- Short task -
Check every line below for the word "Quantidade" and copy each one that has it.
## begin Data for the task
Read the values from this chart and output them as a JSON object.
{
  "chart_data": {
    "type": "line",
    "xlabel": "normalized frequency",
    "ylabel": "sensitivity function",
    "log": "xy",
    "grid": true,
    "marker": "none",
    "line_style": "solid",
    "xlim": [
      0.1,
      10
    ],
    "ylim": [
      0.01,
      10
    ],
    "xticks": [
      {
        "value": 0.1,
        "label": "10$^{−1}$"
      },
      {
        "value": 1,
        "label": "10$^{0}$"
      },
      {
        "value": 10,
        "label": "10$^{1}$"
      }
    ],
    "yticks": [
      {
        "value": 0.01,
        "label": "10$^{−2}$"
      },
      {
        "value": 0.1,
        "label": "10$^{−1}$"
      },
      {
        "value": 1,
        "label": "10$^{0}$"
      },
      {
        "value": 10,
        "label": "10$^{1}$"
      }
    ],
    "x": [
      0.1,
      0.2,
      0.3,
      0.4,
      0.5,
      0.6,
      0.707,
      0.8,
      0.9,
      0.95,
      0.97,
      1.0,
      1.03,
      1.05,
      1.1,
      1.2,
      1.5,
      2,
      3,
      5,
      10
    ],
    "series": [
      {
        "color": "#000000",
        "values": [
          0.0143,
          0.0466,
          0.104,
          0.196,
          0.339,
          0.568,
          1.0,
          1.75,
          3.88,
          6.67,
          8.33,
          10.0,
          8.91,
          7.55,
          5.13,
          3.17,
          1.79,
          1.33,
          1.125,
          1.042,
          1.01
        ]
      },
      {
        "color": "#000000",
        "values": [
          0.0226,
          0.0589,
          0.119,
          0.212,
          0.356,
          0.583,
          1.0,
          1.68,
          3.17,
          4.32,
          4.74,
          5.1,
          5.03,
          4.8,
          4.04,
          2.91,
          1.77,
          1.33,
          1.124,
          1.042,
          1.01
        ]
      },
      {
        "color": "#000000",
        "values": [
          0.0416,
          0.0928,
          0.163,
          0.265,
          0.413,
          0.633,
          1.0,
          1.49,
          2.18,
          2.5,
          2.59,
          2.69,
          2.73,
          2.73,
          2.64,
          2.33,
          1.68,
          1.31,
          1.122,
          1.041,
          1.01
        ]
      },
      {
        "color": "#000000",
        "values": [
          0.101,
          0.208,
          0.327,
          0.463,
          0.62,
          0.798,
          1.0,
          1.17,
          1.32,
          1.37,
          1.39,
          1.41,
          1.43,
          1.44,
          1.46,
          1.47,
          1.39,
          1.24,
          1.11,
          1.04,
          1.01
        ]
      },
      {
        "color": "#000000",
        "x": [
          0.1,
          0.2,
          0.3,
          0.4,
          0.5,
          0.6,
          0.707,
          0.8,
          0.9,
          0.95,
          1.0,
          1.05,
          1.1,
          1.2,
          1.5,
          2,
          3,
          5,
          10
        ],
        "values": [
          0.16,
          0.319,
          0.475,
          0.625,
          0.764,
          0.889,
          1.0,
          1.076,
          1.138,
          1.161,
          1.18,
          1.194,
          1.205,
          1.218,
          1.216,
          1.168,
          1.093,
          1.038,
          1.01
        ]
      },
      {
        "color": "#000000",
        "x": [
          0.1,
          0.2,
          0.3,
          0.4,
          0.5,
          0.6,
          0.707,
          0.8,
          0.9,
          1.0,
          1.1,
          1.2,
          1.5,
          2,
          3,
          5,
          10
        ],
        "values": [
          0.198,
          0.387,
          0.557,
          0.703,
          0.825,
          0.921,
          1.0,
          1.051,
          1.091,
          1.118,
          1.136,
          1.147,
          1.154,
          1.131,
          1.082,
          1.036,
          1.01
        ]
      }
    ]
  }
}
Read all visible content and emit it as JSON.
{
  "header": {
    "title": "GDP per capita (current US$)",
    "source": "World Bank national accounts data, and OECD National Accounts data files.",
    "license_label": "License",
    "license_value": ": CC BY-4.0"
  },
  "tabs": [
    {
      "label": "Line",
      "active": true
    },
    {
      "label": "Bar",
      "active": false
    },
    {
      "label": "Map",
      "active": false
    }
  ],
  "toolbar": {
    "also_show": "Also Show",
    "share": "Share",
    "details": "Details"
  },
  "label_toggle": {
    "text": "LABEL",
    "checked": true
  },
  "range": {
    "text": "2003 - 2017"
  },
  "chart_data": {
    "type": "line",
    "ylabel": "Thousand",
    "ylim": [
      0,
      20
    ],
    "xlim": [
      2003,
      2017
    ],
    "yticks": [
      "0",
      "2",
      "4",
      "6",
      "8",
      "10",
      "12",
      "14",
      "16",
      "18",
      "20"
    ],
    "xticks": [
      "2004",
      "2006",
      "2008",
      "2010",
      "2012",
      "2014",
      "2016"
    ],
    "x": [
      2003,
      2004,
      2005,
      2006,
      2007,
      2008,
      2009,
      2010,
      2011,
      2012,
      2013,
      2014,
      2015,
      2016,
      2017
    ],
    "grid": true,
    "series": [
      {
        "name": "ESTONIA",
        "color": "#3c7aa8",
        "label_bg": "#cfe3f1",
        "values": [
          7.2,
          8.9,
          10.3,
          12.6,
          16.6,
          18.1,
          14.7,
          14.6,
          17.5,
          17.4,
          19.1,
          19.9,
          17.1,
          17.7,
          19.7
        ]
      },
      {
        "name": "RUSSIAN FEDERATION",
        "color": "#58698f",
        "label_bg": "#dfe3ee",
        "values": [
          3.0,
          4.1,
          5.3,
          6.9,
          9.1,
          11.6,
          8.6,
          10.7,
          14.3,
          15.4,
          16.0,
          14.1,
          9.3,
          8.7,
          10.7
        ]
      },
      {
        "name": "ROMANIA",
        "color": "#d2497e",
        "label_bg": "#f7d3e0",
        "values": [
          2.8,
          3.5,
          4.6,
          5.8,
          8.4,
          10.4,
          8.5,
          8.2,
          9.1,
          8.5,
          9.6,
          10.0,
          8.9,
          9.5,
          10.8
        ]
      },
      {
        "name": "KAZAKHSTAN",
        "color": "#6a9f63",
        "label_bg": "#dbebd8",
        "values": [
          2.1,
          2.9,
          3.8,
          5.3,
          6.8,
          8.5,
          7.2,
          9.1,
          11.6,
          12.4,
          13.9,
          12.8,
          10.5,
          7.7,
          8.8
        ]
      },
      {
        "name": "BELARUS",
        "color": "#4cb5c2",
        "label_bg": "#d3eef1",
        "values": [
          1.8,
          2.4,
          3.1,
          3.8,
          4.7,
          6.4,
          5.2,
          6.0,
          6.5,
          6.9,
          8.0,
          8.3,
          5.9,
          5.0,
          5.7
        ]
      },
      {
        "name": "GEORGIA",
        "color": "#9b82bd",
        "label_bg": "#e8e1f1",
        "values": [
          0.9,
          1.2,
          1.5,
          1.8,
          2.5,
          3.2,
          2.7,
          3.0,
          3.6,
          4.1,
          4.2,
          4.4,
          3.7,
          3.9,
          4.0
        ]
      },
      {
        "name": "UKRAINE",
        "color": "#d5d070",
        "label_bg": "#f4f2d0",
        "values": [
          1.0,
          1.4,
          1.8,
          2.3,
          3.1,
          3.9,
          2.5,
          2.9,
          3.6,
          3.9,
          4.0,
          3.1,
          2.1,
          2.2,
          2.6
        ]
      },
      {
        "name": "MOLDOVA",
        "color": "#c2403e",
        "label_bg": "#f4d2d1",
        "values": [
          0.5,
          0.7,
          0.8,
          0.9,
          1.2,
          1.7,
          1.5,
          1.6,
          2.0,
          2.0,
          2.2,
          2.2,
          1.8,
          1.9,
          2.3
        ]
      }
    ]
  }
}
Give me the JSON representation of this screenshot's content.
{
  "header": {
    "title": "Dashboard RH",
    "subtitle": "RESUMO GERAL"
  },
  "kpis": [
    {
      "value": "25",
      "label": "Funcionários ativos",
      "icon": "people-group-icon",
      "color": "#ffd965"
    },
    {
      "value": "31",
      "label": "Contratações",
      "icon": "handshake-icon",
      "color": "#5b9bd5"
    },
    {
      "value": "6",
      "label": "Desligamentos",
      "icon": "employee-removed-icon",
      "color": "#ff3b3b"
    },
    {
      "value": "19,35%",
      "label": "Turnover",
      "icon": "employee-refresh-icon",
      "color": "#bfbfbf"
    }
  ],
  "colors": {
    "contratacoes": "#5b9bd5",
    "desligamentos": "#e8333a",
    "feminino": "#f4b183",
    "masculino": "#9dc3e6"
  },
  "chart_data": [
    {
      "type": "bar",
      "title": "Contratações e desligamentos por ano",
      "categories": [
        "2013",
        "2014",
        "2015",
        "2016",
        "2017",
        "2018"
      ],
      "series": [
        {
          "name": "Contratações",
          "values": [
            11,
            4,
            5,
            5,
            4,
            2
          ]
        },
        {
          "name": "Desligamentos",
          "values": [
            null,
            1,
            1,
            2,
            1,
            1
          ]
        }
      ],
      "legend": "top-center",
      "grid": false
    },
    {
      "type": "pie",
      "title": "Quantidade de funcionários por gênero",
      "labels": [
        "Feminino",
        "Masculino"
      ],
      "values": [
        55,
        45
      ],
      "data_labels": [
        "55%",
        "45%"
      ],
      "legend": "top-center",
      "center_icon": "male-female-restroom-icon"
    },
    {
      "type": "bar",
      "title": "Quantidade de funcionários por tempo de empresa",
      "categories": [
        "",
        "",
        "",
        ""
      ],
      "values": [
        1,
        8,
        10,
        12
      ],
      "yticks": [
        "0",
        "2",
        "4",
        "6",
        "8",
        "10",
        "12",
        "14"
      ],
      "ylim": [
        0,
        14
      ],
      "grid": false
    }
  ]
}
## end Data for the task
- Problem solution -
      "title": "Quantidade de funcionários por gênero",
      "title": "Quantidade de funcionários por tempo de empresa",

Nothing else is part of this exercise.